** Excerpted data **
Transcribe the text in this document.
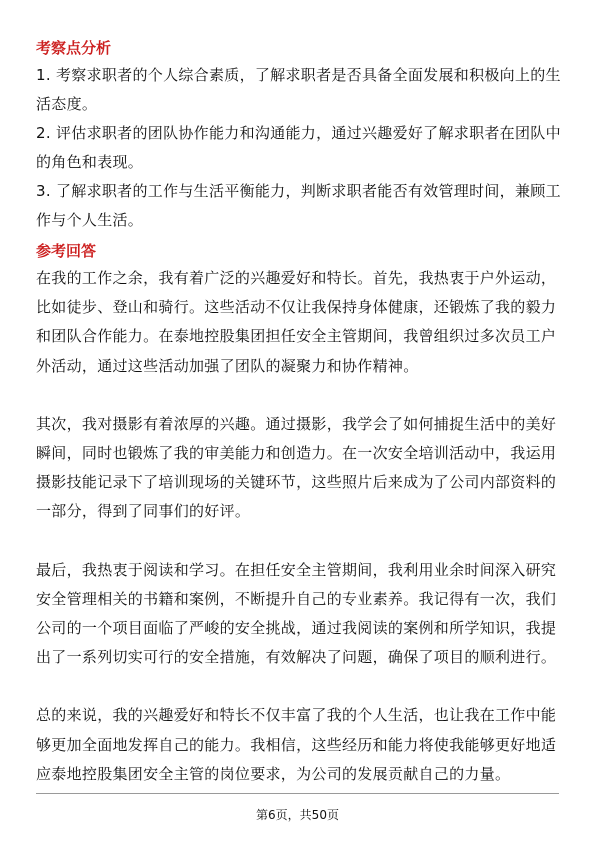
考察点分析

1. 考察求职者的个人综合素质，了解求职者是否具备全面发展和积极向上的生活态度。

2. 评估求职者的团队协作能力和沟通能力，通过兴趣爱好了解求职者在团队中的角色和表现。

3. 了解求职者的工作与生活平衡能力，判断求职者能否有效管理时间，兼顾工作与个人生活。

参考回答

在我的工作之余，我有着广泛的兴趣爱好和特长。首先，我热衷于户外运动，比如徒步、登山和骑行。这些活动不仅让我保持身体健康，还锻炼了我的毅力和团队合作能力。在泰地控股集团担任安全主管期间，我曾组织过多次员工户外活动，通过这些活动加强了团队的凝聚力和协作精神。

其次，我对摄影有着浓厚的兴趣。通过摄影，我学会了如何捕捉生活中的美好瞬间，同时也锻炼了我的审美能力和创造力。在一次安全培训活动中，我运用摄影技能记录下了培训现场的关键环节，这些照片后来成为了公司内部资料的一部分，得到了同事们的好评。

最后，我热衷于阅读和学习。在担任安全主管期间，我利用业余时间深入研究安全管理相关的书籍和案例，不断提升自己的专业素养。我记得有一次，我们公司的一个项目面临了严峻的安全挑战，通过我阅读的案例和所学知识，我提出了一系列切实可行的安全措施，有效解决了问题，确保了项目的顺利进行。

总的来说，我的兴趣爱好和特长不仅丰富了我的个人生活，也让我在工作中能够更加全面地发挥自己的能力。我相信，这些经历和能力将使我能够更好地适应泰地控股集团安全主管的岗位要求，为公司的发展贡献自己的力量。

第6页，共50页
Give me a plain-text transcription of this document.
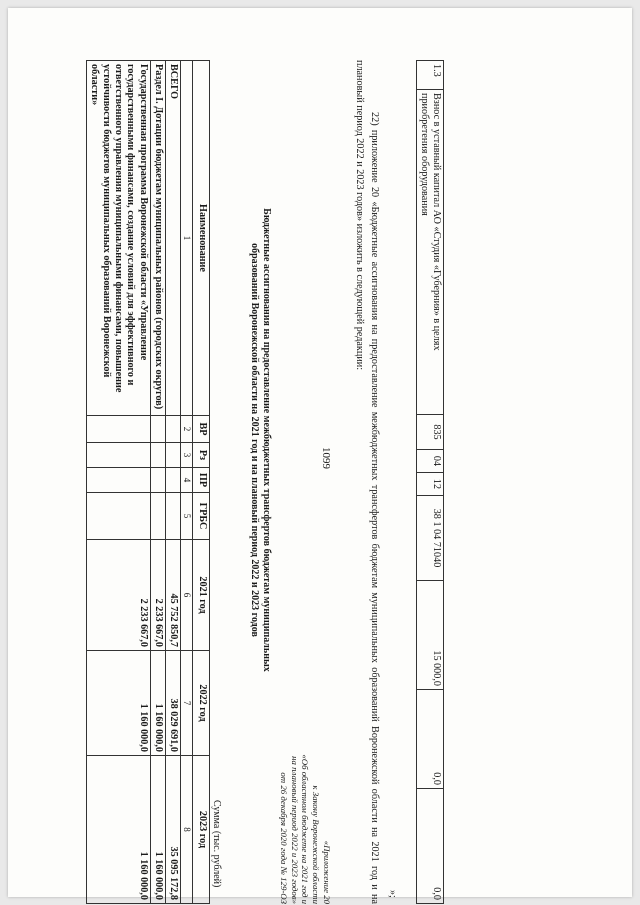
1099
1.3	Взнос в уставный капитал АО «Студия «Губерния» в целях приобретения оборудования	835	04	12	38 1 04 71040	15 000,0	0,0	0,0
»;

22) приложение 20 «Бюджетные ассигнования на предоставление межбюджетных трансфертов бюджетам муниципальных образований Воронежской области на 2021 год и на плановый период 2022 и 2023 годов» изложить в следующей редакции:

«Приложение 20
к Закону Воронежской области
«Об областном бюджете на 2021 год и
на плановый период 2022 и 2023 годов»
от 26 декабря 2020 года № 129-ОЗ
Бюджетные ассигнования на предоставление межбюджетных трансфертов бюджетам муниципальных образований Воронежской области на 2021 год и на плановый период 2022 и 2023 годов
Сумма (тыс. рублей)
Наименование	ВР	Рз	ПР	ГРБС	2021 год	2022 год	2023 год
1	2	3	4	5	6	7	8
ВСЕГО					45 752 850,7	38 029 691,0	35 095 172,8
Раздел I. Дотации бюджетам муниципальных районов (городских округов)					2 233 667,0	1 160 000,0	1 160 000,0
Государственная программа Воронежской области «Управление государственными финансами, создание условий для эффективного и ответственного управления муниципальными финансами, повышение устойчивости бюджетов муниципальных образований Воронежской области»					2 233 667,0	1 160 000,0	1 160 000,0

** Given instruction **
Repeat the preceding records precisely, and leave every picture out of the copy.

** Solved exercise **
Transcribe the text in this document.
考察点分析

1. 考察求职者的个人综合素质，了解求职者是否具备全面发展和积极向上的生活态度。

2. 评估求职者的团队协作能力和沟通能力，通过兴趣爱好了解求职者在团队中的角色和表现。

3. 了解求职者的工作与生活平衡能力，判断求职者能否有效管理时间，兼顾工作与个人生活。

参考回答

在我的工作之余，我有着广泛的兴趣爱好和特长。首先，我热衷于户外运动，比如徒步、登山和骑行。这些活动不仅让我保持身体健康，还锻炼了我的毅力和团队合作能力。在泰地控股集团担任安全主管期间，我曾组织过多次员工户外活动，通过这些活动加强了团队的凝聚力和协作精神。

其次，我对摄影有着浓厚的兴趣。通过摄影，我学会了如何捕捉生活中的美好瞬间，同时也锻炼了我的审美能力和创造力。在一次安全培训活动中，我运用摄影技能记录下了培训现场的关键环节，这些照片后来成为了公司内部资料的一部分，得到了同事们的好评。

最后，我热衷于阅读和学习。在担任安全主管期间，我利用业余时间深入研究安全管理相关的书籍和案例，不断提升自己的专业素养。我记得有一次，我们公司的一个项目面临了严峻的安全挑战，通过我阅读的案例和所学知识，我提出了一系列切实可行的安全措施，有效解决了问题，确保了项目的顺利进行。

总的来说，我的兴趣爱好和特长不仅丰富了我的个人生活，也让我在工作中能够更加全面地发挥自己的能力。我相信，这些经历和能力将使我能够更好地适应泰地控股集团安全主管的岗位要求，为公司的发展贡献自己的力量。

第6页，共50页
Give me a plain-text transcription of this document.
1099
1.3	Взнос в уставный капитал АО «Студия «Губерния» в целях приобретения оборудования	835	04	12	38 1 04 71040	15 000,0	0,0	0,0
»;

22) приложение 20 «Бюджетные ассигнования на предоставление межбюджетных трансфертов бюджетам муниципальных образований Воронежской области на 2021 год и на плановый период 2022 и 2023 годов» изложить в следующей редакции:

«Приложение 20
к Закону Воронежской области
«Об областном бюджете на 2021 год и
на плановый период 2022 и 2023 годов»
от 26 декабря 2020 года № 129-ОЗ
Бюджетные ассигнования на предоставление межбюджетных трансфертов бюджетам муниципальных образований Воронежской области на 2021 год и на плановый период 2022 и 2023 годов
Сумма (тыс. рублей)
Наименование	ВР	Рз	ПР	ГРБС	2021 год	2022 год	2023 год
1	2	3	4	5	6	7	8
ВСЕГО					45 752 850,7	38 029 691,0	35 095 172,8
Раздел I. Дотации бюджетам муниципальных районов (городских округов)					2 233 667,0	1 160 000,0	1 160 000,0
Государственная программа Воронежской области «Управление государственными финансами, создание условий для эффективного и ответственного управления муниципальными финансами, повышение устойчивости бюджетов муниципальных образований Воронежской области»					2 233 667,0	1 160 000,0	1 160 000,0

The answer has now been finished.